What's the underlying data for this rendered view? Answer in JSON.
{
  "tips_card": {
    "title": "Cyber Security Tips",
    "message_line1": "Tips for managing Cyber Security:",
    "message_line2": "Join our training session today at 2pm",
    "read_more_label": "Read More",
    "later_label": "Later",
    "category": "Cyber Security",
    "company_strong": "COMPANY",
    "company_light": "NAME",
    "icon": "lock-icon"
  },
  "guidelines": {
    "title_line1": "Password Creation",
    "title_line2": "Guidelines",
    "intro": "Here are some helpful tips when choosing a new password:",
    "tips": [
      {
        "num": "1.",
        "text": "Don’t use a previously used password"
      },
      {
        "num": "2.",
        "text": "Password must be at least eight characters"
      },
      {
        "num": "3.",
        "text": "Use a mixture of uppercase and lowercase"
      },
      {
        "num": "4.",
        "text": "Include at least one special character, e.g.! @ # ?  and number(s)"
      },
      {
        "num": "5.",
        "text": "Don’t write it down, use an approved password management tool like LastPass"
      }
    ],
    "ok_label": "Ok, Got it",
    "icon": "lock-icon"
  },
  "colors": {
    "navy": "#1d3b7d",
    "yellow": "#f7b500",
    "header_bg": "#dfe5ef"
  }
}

---*---

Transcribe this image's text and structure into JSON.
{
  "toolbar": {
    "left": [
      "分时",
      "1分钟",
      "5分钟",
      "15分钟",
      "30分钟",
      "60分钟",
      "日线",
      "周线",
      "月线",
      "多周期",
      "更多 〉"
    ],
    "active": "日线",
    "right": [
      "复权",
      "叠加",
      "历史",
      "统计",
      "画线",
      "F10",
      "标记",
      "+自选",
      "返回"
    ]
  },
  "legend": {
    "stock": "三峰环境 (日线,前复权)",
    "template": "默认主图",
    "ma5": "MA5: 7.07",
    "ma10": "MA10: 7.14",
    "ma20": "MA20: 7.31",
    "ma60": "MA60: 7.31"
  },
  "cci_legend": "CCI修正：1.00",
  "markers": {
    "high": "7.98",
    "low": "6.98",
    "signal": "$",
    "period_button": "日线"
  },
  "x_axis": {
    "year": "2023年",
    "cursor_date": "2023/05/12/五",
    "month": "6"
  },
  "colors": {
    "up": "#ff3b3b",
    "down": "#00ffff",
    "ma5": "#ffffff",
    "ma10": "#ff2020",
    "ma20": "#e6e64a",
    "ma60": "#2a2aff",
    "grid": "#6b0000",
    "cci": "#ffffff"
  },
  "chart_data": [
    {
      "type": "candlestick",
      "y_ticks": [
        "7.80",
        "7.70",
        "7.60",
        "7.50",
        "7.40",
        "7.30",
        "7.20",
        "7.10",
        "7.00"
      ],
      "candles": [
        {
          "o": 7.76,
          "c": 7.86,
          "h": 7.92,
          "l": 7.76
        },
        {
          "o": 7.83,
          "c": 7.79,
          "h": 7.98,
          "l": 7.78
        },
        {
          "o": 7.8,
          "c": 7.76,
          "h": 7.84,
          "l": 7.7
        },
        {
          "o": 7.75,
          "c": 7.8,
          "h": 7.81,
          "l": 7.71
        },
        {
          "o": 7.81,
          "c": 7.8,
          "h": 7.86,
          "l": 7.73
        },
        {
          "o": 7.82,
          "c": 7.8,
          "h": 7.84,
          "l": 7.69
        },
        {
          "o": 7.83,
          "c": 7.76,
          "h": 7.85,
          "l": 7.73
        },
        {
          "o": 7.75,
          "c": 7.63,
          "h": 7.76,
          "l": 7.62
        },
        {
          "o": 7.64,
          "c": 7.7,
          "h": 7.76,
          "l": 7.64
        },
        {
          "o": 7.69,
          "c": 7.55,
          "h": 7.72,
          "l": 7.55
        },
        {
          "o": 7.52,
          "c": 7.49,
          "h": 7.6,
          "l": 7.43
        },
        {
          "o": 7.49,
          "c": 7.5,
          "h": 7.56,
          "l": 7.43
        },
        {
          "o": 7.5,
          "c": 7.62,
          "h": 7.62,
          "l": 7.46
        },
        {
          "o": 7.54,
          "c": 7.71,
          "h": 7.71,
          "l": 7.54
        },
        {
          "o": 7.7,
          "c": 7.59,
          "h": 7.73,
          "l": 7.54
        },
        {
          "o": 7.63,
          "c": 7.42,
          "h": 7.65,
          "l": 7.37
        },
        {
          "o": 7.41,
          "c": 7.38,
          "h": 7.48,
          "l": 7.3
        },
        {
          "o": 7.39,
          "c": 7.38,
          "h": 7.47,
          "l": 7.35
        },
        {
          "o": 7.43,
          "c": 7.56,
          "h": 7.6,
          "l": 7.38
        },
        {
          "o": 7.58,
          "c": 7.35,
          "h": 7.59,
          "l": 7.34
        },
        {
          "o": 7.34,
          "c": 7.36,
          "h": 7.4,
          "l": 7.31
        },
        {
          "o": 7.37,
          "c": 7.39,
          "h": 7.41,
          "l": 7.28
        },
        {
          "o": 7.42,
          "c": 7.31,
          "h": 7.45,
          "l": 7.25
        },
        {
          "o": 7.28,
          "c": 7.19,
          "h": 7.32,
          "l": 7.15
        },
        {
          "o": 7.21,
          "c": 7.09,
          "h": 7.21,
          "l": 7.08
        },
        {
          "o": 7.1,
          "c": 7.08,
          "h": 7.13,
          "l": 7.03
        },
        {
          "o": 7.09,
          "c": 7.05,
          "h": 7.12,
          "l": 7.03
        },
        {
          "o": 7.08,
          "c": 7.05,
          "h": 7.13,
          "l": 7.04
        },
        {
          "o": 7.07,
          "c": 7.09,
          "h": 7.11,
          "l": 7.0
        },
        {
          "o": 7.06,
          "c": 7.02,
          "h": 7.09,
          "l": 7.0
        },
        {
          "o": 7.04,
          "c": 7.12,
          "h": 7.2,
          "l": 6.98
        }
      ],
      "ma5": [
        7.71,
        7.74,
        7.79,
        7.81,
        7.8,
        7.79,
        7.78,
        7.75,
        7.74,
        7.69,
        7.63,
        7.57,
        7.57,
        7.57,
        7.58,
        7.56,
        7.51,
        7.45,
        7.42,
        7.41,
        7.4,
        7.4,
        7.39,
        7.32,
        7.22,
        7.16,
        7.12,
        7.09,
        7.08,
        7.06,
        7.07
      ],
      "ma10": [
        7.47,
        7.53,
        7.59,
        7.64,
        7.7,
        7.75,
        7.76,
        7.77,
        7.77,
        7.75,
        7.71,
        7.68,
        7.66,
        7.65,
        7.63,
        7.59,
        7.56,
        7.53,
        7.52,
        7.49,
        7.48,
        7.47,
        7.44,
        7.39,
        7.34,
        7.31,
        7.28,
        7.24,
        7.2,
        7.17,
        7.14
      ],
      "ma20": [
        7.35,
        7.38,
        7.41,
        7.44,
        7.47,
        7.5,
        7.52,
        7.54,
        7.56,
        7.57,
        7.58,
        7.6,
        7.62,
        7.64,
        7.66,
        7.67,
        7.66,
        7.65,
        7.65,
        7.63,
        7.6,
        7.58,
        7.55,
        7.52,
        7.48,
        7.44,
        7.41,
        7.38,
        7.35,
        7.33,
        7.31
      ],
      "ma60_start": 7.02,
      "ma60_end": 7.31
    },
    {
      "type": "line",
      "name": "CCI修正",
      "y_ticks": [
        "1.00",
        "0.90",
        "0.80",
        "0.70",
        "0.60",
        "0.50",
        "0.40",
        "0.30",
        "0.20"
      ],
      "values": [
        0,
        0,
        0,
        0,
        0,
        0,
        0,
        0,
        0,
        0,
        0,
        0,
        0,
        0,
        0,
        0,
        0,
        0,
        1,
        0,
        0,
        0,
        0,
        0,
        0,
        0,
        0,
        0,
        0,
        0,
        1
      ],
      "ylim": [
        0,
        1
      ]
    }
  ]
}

---*---

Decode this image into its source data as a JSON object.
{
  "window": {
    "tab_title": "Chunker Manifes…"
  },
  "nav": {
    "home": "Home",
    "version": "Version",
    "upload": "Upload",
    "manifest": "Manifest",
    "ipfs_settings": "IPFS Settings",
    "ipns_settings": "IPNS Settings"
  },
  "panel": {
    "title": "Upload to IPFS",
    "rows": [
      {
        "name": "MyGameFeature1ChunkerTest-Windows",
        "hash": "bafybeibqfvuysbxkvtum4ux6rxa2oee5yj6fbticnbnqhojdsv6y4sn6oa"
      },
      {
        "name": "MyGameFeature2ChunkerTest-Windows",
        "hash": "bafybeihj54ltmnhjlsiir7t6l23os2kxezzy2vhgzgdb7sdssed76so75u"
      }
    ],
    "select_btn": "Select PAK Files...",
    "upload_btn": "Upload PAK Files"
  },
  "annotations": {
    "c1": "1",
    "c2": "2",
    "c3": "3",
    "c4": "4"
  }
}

---*---

Exercise:
Each line in the material either holds the string "JSON" or does not. State how many do, and nothing else.

Right answer:
3